Could you copy every line from the material below in which "none" appears?
* Begin Exercise input *
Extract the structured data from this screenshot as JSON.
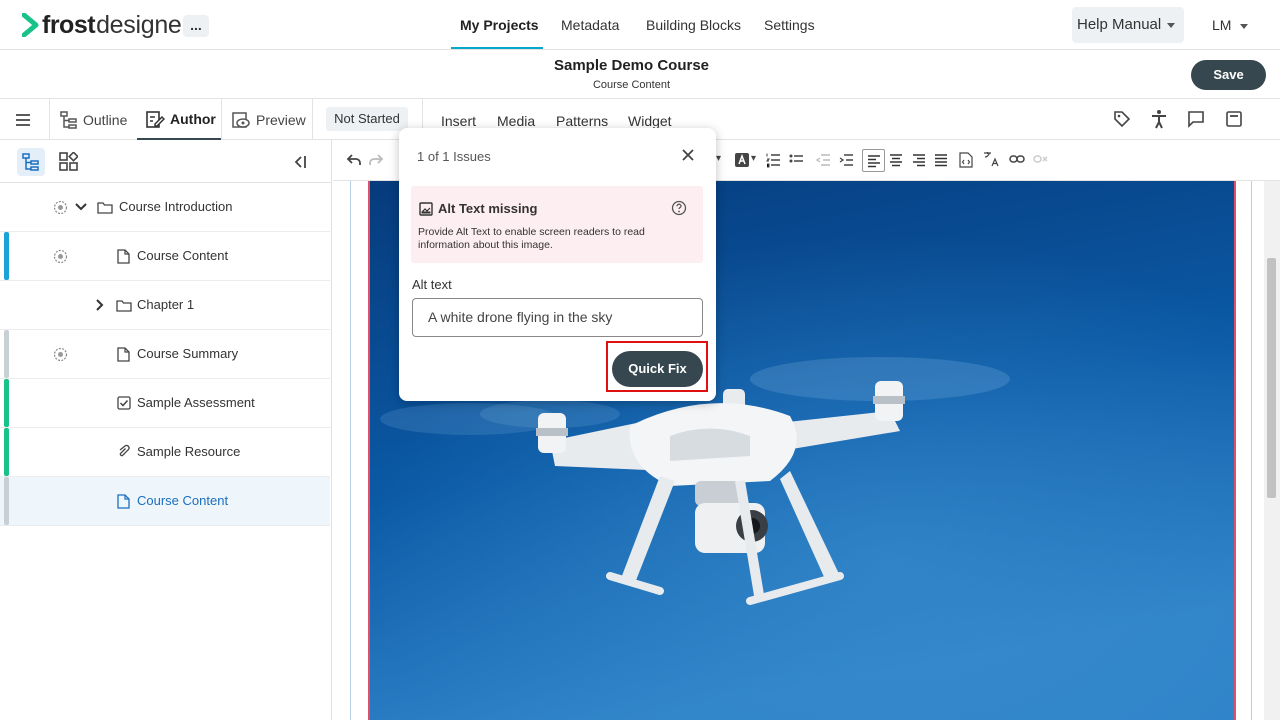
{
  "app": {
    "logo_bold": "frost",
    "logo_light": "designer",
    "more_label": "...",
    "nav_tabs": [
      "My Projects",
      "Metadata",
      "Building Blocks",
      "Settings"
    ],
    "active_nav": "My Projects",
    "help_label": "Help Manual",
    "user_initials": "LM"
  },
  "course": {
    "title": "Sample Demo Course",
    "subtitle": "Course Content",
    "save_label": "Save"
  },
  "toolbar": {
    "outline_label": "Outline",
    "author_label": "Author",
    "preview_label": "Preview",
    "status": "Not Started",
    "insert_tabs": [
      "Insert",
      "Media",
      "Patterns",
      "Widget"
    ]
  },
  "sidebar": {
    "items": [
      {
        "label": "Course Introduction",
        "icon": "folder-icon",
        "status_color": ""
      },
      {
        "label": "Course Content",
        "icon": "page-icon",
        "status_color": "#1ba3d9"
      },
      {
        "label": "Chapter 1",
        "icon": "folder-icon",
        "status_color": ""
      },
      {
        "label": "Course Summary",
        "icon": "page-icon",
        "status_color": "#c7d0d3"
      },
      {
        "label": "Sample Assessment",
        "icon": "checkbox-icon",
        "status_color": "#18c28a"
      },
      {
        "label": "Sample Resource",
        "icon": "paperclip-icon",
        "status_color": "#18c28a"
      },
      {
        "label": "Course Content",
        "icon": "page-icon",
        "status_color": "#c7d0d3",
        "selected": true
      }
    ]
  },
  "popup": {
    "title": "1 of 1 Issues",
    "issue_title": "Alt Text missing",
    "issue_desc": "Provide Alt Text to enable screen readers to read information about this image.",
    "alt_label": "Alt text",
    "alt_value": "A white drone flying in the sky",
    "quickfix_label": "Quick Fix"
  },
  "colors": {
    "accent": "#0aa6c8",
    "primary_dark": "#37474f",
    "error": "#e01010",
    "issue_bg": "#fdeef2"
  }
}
* End Exercise input *
* Begin Exercise input *
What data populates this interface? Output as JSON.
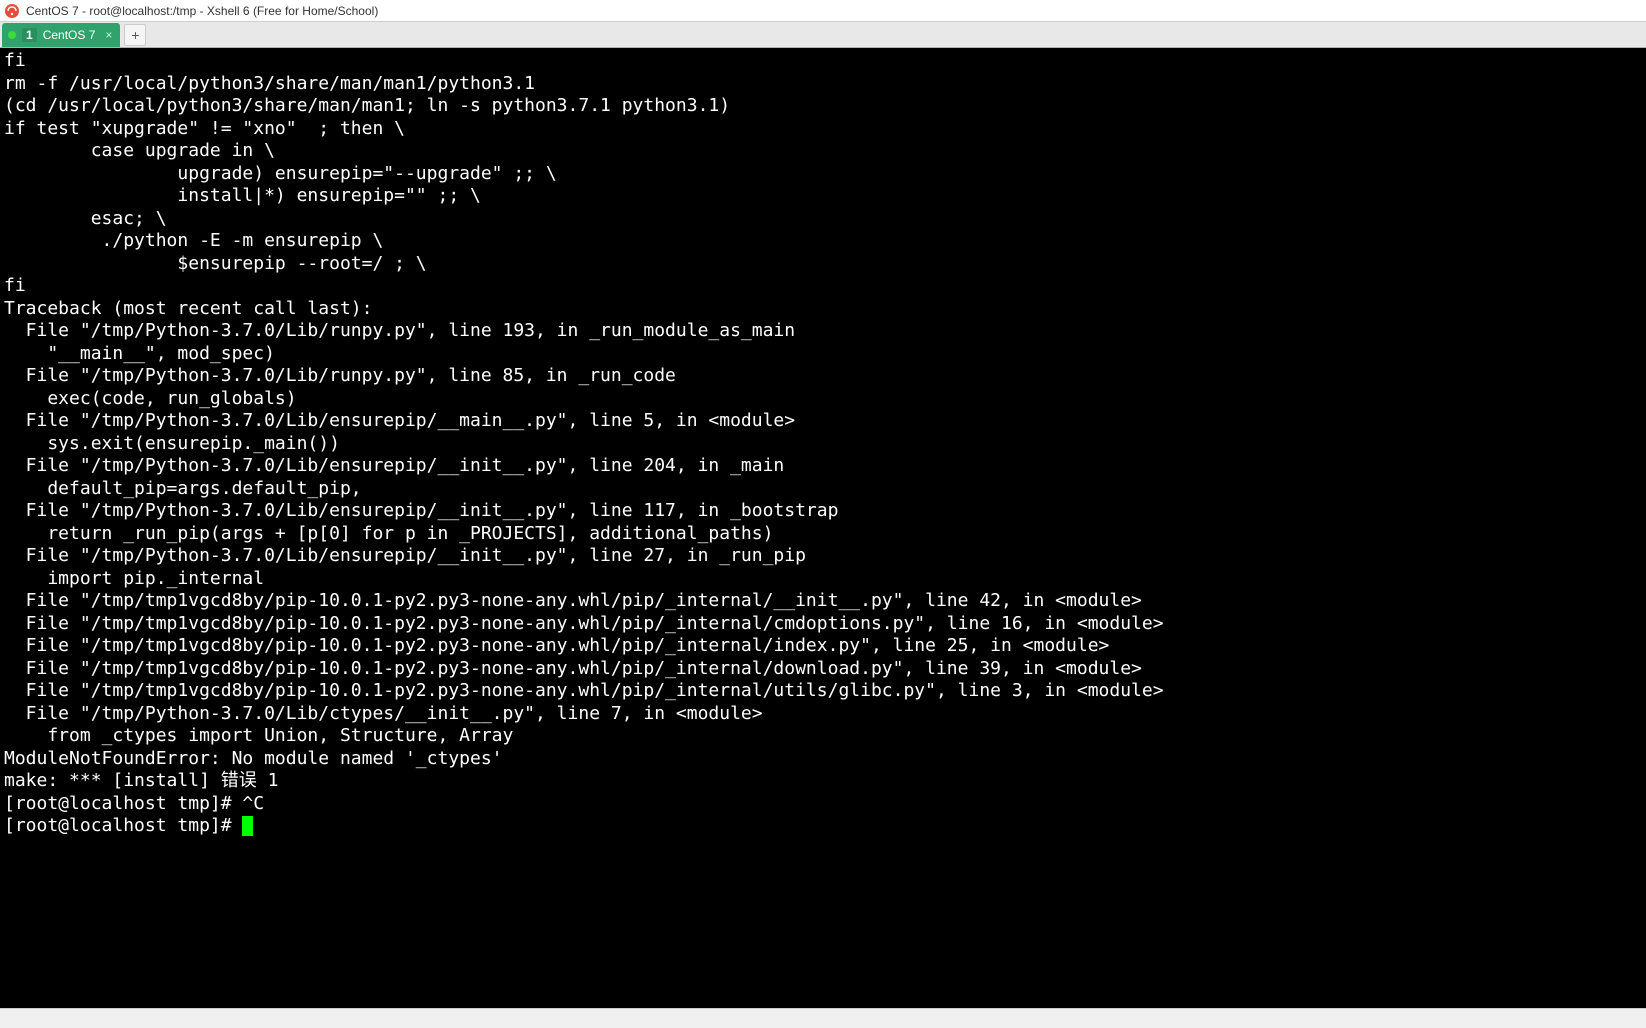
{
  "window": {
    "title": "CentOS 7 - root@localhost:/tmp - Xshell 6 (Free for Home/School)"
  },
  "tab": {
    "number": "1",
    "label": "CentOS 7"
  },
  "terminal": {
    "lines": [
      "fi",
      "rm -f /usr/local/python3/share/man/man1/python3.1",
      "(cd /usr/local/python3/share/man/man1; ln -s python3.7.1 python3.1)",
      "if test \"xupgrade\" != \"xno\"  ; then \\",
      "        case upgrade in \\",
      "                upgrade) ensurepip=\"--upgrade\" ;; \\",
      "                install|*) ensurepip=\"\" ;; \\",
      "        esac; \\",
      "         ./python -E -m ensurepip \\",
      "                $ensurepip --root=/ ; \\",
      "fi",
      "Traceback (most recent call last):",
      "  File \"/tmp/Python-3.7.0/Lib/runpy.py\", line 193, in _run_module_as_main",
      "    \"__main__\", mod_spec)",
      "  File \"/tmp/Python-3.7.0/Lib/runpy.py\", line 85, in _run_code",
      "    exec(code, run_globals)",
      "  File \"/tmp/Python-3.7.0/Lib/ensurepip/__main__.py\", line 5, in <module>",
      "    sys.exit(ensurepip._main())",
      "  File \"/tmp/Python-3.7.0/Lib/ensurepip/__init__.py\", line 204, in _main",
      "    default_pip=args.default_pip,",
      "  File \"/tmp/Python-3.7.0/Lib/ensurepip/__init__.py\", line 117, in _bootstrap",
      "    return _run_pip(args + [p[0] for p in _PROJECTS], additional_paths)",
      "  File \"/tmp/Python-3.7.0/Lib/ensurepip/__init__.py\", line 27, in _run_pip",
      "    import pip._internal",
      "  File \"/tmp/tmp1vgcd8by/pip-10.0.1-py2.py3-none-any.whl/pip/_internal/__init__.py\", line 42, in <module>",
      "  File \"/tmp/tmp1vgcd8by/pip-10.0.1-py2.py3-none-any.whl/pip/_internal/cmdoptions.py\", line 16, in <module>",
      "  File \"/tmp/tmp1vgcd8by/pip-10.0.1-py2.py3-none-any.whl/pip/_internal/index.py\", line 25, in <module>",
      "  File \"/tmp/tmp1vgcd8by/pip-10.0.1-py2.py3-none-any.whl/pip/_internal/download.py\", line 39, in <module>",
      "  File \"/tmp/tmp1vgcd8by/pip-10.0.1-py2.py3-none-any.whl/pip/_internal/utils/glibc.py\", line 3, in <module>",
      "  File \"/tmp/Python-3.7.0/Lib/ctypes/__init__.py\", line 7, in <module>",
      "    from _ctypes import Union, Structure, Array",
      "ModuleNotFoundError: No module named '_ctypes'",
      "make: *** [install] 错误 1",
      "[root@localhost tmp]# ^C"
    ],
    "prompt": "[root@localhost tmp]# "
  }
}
* End Exercise input *
Reply >>
      "  File \"/tmp/tmp1vgcd8by/pip-10.0.1-py2.py3-none-any.whl/pip/_internal/__init__.py\", line 42, in <module>",
      "  File \"/tmp/tmp1vgcd8by/pip-10.0.1-py2.py3-none-any.whl/pip/_internal/cmdoptions.py\", line 16, in <module>",
      "  File \"/tmp/tmp1vgcd8by/pip-10.0.1-py2.py3-none-any.whl/pip/_internal/index.py\", line 25, in <module>",
      "  File \"/tmp/tmp1vgcd8by/pip-10.0.1-py2.py3-none-any.whl/pip/_internal/download.py\", line 39, in <module>",
      "  File \"/tmp/tmp1vgcd8by/pip-10.0.1-py2.py3-none-any.whl/pip/_internal/utils/glibc.py\", line 3, in <module>",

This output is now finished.